### EXERCISE
Give the number of lines that include the word "Services", and nothing else.

* begin MATERIAL FOR THIS EXERCISE *

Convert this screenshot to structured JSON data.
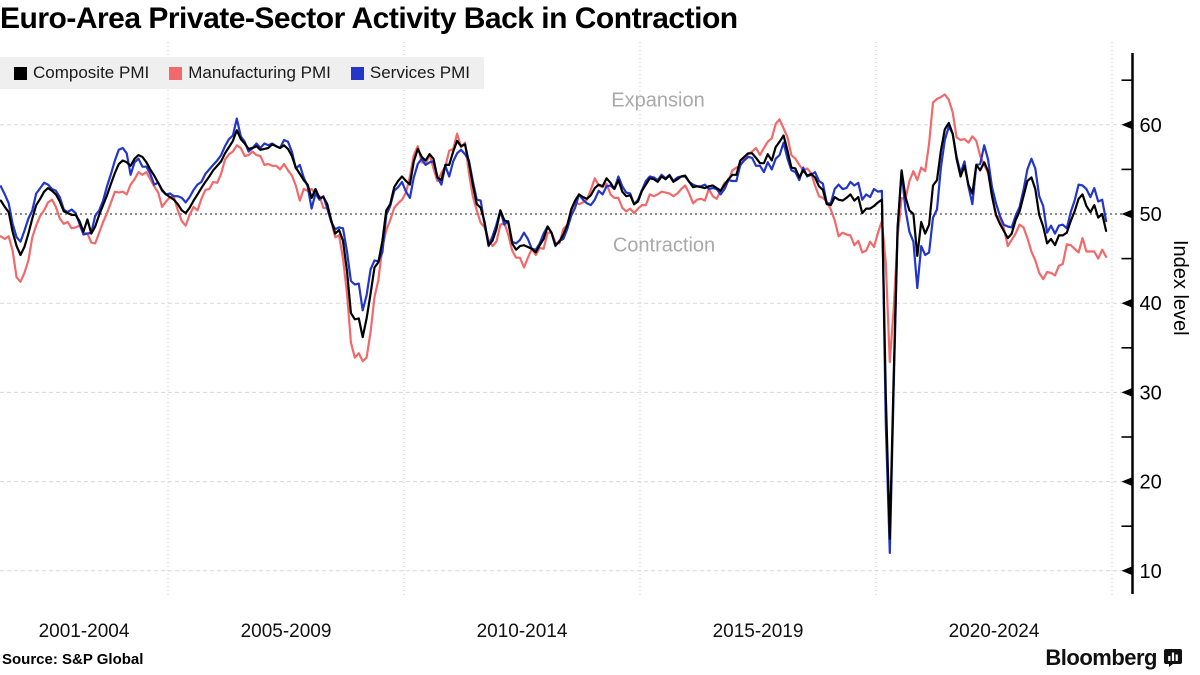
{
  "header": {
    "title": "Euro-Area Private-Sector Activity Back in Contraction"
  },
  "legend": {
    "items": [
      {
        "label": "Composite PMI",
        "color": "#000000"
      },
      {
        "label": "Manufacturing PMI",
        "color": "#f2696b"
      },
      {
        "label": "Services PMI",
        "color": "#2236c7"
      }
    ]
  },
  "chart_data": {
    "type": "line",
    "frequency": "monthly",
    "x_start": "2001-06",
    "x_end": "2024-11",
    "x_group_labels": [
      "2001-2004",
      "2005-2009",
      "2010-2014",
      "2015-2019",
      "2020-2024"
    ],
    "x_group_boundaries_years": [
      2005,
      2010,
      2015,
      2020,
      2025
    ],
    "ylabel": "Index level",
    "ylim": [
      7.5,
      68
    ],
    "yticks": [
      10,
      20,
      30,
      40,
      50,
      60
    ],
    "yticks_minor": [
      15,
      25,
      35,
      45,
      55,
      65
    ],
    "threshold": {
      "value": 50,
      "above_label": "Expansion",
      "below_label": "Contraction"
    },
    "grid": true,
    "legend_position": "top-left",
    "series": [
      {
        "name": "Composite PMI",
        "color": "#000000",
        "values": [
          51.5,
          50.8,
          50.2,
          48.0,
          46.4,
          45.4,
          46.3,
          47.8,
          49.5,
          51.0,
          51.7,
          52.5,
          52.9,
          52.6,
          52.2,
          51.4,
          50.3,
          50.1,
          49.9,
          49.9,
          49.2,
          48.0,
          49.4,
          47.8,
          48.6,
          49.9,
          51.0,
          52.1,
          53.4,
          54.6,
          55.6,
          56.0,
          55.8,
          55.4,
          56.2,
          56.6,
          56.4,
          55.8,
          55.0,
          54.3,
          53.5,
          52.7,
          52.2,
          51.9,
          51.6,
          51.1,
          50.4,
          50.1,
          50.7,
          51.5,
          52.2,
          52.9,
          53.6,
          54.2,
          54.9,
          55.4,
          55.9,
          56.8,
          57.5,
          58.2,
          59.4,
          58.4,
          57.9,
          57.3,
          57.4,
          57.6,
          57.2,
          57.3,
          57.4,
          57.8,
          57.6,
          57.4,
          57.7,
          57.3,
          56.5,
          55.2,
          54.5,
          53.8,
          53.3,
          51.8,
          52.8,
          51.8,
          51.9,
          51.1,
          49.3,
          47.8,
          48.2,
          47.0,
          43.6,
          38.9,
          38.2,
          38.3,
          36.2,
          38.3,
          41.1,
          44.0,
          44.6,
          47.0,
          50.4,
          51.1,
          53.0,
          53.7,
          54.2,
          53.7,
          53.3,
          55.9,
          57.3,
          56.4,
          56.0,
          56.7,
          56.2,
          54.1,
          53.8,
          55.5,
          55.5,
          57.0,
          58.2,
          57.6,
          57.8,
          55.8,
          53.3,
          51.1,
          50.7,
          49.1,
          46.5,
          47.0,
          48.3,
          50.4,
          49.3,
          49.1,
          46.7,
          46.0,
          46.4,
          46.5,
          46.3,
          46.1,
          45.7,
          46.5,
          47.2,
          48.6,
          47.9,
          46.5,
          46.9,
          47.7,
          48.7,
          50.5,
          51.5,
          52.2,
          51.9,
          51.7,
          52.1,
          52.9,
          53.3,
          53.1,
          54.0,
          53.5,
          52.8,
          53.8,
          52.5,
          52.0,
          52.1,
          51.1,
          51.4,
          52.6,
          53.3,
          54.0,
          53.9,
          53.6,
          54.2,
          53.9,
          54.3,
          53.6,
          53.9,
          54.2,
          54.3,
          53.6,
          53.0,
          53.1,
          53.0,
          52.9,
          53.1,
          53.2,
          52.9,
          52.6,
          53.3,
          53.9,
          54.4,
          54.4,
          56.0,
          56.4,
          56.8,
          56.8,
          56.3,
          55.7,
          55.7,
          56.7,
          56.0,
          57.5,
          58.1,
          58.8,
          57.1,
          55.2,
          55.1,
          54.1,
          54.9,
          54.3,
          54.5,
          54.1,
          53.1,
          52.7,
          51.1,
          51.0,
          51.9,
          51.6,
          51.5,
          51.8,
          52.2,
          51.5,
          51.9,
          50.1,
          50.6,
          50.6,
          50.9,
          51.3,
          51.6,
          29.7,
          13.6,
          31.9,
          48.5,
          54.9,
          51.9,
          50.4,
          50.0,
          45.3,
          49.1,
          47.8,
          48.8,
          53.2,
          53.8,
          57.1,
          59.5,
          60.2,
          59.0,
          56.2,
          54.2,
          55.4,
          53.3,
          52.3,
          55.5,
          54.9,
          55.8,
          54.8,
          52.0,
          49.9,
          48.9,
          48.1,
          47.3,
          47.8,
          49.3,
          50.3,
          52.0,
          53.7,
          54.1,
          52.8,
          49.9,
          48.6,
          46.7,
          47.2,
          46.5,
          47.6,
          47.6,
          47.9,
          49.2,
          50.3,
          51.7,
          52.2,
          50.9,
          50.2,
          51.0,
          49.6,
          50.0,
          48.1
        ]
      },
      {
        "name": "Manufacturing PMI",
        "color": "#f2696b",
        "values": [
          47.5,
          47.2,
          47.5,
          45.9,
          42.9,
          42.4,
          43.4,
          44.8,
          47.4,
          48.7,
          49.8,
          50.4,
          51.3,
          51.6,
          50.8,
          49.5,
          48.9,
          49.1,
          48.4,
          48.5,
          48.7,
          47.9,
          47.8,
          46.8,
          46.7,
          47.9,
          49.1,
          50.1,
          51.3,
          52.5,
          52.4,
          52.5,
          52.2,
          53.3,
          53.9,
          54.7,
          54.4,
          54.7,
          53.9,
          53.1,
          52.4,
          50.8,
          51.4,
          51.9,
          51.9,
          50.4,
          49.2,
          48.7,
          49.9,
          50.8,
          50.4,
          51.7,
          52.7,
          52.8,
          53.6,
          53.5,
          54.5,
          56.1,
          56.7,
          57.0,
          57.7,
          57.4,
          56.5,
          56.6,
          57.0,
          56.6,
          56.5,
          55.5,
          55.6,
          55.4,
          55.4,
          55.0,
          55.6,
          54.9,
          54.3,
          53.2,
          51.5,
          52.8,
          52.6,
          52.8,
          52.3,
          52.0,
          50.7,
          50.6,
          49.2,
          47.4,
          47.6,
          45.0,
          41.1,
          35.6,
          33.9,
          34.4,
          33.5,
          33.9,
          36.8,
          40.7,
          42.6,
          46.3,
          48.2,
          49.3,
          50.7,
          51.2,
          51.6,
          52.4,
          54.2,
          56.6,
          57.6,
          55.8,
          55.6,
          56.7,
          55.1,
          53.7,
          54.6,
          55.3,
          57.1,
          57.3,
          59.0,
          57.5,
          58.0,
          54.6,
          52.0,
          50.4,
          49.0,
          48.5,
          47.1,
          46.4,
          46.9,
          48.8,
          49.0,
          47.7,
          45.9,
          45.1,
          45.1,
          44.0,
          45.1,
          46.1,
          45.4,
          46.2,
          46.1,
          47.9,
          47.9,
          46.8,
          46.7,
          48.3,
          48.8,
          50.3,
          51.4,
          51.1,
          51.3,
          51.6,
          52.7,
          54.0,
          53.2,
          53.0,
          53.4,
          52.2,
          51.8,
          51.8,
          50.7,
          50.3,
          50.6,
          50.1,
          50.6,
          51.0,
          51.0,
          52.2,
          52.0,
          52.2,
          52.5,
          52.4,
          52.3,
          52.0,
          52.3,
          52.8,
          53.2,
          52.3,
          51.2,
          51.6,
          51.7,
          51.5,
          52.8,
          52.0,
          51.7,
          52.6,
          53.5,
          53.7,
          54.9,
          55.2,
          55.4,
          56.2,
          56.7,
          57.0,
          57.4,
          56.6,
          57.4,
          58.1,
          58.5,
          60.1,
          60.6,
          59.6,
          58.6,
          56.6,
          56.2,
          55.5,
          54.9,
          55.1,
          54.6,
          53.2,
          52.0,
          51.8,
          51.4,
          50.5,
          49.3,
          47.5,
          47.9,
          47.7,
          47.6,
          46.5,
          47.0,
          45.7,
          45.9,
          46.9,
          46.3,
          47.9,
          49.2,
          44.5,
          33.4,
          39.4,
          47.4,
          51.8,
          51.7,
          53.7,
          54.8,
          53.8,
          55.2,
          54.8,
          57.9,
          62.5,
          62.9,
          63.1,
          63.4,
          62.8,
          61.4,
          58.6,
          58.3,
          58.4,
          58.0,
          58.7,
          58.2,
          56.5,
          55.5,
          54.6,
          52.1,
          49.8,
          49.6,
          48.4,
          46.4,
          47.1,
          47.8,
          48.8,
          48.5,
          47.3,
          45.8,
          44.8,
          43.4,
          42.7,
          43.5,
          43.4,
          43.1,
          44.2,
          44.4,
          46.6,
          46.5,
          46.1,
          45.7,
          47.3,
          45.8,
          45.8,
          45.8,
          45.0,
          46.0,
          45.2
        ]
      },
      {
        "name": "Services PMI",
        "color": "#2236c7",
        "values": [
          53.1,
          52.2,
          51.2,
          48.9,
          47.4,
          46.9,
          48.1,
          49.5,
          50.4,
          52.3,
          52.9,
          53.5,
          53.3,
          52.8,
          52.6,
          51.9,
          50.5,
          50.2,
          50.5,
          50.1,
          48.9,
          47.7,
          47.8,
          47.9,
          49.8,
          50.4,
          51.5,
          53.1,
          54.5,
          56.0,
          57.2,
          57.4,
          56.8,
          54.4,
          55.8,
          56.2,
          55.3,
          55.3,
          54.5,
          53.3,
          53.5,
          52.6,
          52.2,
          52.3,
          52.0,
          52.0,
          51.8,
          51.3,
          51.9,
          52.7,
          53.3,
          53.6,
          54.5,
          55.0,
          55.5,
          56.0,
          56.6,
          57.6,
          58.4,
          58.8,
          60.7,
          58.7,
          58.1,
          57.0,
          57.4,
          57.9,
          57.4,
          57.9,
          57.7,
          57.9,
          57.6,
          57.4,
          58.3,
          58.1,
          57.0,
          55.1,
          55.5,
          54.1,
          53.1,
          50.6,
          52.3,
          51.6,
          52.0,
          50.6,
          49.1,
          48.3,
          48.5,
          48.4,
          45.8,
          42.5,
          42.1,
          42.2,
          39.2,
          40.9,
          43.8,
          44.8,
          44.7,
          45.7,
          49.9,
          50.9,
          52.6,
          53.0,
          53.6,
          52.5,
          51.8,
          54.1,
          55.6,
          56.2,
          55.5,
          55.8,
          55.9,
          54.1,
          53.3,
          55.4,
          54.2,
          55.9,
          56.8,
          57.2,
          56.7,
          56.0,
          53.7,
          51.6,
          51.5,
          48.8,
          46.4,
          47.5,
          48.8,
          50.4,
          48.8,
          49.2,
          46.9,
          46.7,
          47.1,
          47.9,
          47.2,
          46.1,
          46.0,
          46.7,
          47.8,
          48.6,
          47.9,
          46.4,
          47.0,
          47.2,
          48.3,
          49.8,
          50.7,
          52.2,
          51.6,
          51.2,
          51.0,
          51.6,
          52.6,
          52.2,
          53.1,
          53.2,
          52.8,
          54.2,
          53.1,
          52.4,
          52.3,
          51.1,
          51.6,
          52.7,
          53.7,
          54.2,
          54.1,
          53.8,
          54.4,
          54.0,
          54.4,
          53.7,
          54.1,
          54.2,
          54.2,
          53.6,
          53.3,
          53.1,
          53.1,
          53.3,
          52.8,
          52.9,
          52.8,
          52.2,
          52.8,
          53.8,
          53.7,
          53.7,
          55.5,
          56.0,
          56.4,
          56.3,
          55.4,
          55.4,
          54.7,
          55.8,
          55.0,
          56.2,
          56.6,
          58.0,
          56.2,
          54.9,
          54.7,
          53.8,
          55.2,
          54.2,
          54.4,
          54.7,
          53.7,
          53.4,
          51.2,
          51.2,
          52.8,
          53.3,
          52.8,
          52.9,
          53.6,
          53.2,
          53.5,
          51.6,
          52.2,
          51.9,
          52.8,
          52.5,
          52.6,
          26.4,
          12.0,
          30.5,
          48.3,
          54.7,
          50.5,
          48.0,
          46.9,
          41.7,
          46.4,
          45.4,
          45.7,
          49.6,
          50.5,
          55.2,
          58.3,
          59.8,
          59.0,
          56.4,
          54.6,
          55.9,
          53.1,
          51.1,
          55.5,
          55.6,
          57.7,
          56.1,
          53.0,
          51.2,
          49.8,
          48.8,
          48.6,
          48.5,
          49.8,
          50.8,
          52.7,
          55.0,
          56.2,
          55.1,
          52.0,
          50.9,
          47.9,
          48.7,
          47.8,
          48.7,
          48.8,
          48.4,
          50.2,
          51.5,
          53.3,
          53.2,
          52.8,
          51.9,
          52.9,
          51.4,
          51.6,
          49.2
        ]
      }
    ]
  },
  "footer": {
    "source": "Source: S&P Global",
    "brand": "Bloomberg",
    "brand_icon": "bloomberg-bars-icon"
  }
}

* end MATERIAL FOR THIS EXERCISE *
* begin MATERIAL FOR THIS EXERCISE *

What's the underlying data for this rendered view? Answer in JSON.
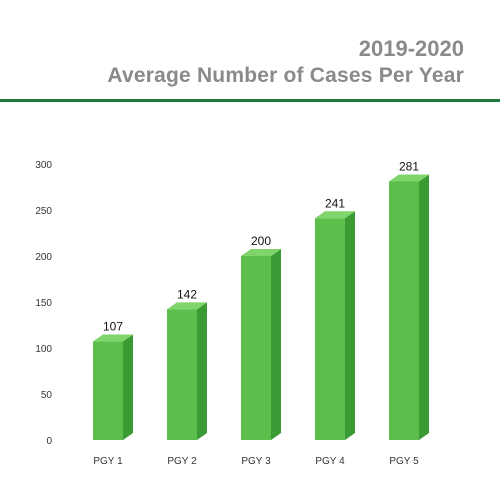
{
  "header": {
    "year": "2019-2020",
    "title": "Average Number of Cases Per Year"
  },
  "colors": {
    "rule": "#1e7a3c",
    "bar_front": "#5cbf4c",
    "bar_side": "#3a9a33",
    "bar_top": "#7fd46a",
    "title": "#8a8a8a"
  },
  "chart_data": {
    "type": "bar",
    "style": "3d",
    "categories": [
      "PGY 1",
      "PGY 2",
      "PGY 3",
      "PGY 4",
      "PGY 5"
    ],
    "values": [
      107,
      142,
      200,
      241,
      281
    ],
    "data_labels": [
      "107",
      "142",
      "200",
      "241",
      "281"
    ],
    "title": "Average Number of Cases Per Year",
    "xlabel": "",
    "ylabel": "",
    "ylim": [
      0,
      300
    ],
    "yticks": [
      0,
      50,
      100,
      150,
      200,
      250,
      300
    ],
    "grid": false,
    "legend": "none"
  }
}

* end MATERIAL FOR THIS EXERCISE *

### TASK RESULT
2